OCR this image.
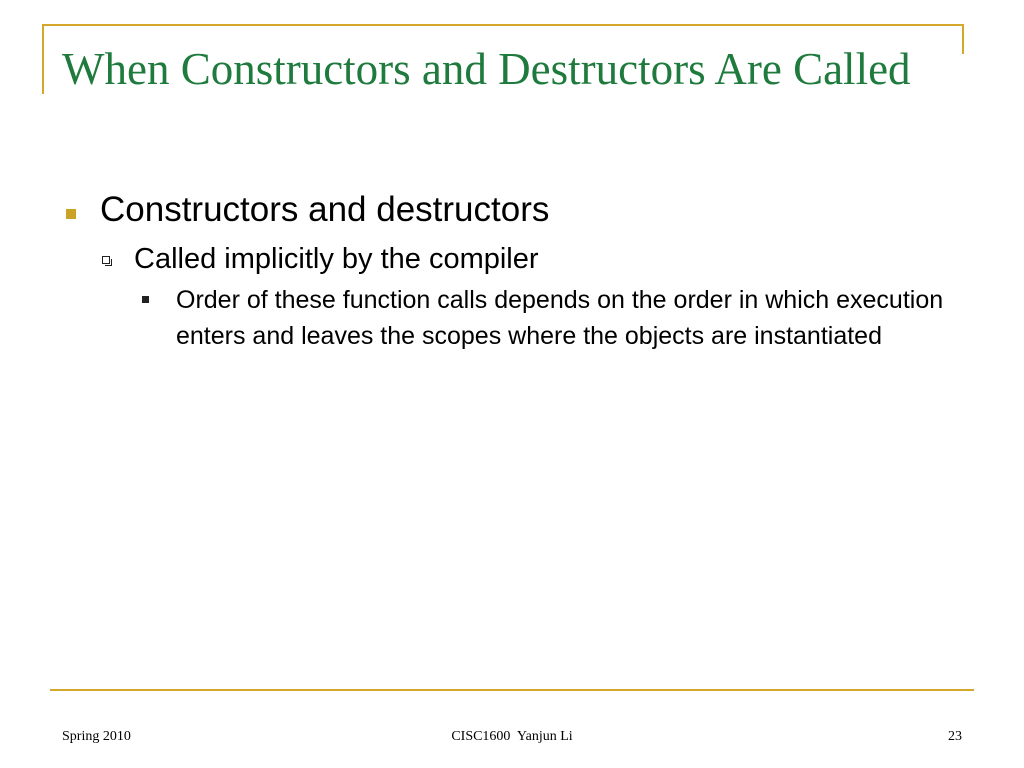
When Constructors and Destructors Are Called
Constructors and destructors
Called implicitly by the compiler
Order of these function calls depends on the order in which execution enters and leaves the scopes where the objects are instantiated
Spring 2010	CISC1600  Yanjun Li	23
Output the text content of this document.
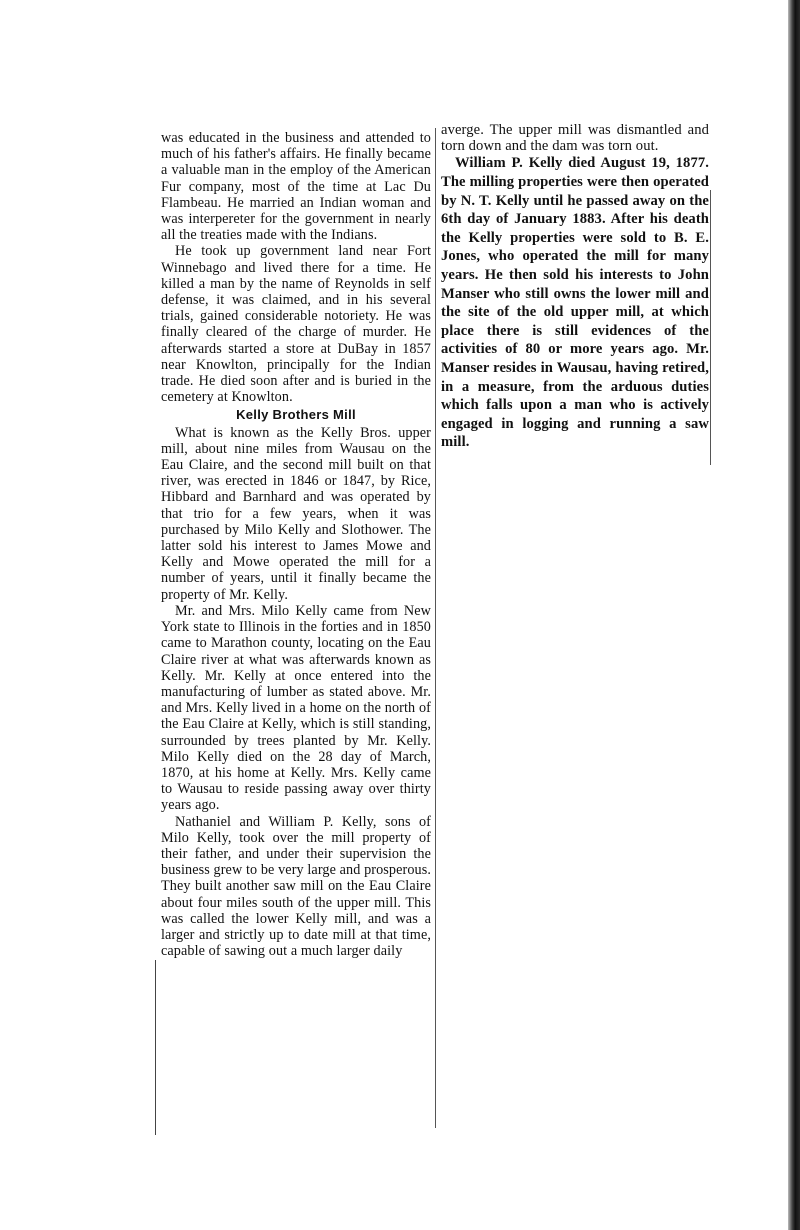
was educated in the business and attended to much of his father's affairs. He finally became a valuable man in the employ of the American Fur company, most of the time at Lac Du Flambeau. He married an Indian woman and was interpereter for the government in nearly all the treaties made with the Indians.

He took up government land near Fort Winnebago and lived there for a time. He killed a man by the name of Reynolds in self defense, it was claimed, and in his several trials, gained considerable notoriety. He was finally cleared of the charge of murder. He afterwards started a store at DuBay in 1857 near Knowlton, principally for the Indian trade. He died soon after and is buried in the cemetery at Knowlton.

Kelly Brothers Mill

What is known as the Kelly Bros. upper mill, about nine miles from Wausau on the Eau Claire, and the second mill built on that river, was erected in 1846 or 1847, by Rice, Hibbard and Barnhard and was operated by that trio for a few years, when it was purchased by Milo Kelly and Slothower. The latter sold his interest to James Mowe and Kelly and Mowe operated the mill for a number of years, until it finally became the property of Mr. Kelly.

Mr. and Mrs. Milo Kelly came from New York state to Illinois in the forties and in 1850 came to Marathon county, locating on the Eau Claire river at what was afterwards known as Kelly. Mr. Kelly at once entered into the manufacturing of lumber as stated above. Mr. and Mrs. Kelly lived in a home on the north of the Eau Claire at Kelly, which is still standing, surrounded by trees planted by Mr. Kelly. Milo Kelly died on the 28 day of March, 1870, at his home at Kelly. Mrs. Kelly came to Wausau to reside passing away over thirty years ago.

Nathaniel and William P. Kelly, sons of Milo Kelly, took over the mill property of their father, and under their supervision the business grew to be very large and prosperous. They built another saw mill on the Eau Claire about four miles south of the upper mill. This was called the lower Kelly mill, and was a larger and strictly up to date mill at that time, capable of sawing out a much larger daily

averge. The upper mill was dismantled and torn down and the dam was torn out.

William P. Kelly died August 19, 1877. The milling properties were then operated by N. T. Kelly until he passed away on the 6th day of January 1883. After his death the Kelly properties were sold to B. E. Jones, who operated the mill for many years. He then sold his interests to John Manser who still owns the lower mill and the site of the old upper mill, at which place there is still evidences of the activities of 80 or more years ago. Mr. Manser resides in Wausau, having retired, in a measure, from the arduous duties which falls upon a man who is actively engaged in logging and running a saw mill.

**********

Every entry above should be duplicated exactly. Do not include the images.

## SOLUTION TO THE EXERCISE
OCR this image.
When Constructors and Destructors Are Called
Constructors and destructors
Called implicitly by the compiler
Order of these function calls depends on the order in which execution enters and leaves the scopes where the objects are instantiated
Spring 2010	CISC1600  Yanjun Li	23
Output the text content of this document.
was educated in the business and attended to much of his father's affairs. He finally became a valuable man in the employ of the American Fur company, most of the time at Lac Du Flambeau. He married an Indian woman and was interpereter for the government in nearly all the treaties made with the Indians.

He took up government land near Fort Winnebago and lived there for a time. He killed a man by the name of Reynolds in self defense, it was claimed, and in his several trials, gained considerable notoriety. He was finally cleared of the charge of murder. He afterwards started a store at DuBay in 1857 near Knowlton, principally for the Indian trade. He died soon after and is buried in the cemetery at Knowlton.

Kelly Brothers Mill

What is known as the Kelly Bros. upper mill, about nine miles from Wausau on the Eau Claire, and the second mill built on that river, was erected in 1846 or 1847, by Rice, Hibbard and Barnhard and was operated by that trio for a few years, when it was purchased by Milo Kelly and Slothower. The latter sold his interest to James Mowe and Kelly and Mowe operated the mill for a number of years, until it finally became the property of Mr. Kelly.

Mr. and Mrs. Milo Kelly came from New York state to Illinois in the forties and in 1850 came to Marathon county, locating on the Eau Claire river at what was afterwards known as Kelly. Mr. Kelly at once entered into the manufacturing of lumber as stated above. Mr. and Mrs. Kelly lived in a home on the north of the Eau Claire at Kelly, which is still standing, surrounded by trees planted by Mr. Kelly. Milo Kelly died on the 28 day of March, 1870, at his home at Kelly. Mrs. Kelly came to Wausau to reside passing away over thirty years ago.

Nathaniel and William P. Kelly, sons of Milo Kelly, took over the mill property of their father, and under their supervision the business grew to be very large and prosperous. They built another saw mill on the Eau Claire about four miles south of the upper mill. This was called the lower Kelly mill, and was a larger and strictly up to date mill at that time, capable of sawing out a much larger daily

averge. The upper mill was dismantled and torn down and the dam was torn out.

William P. Kelly died August 19, 1877. The milling properties were then operated by N. T. Kelly until he passed away on the 6th day of January 1883. After his death the Kelly properties were sold to B. E. Jones, who operated the mill for many years. He then sold his interests to John Manser who still owns the lower mill and the site of the old upper mill, at which place there is still evidences of the activities of 80 or more years ago. Mr. Manser resides in Wausau, having retired, in a measure, from the arduous duties which falls upon a man who is actively engaged in logging and running a saw mill.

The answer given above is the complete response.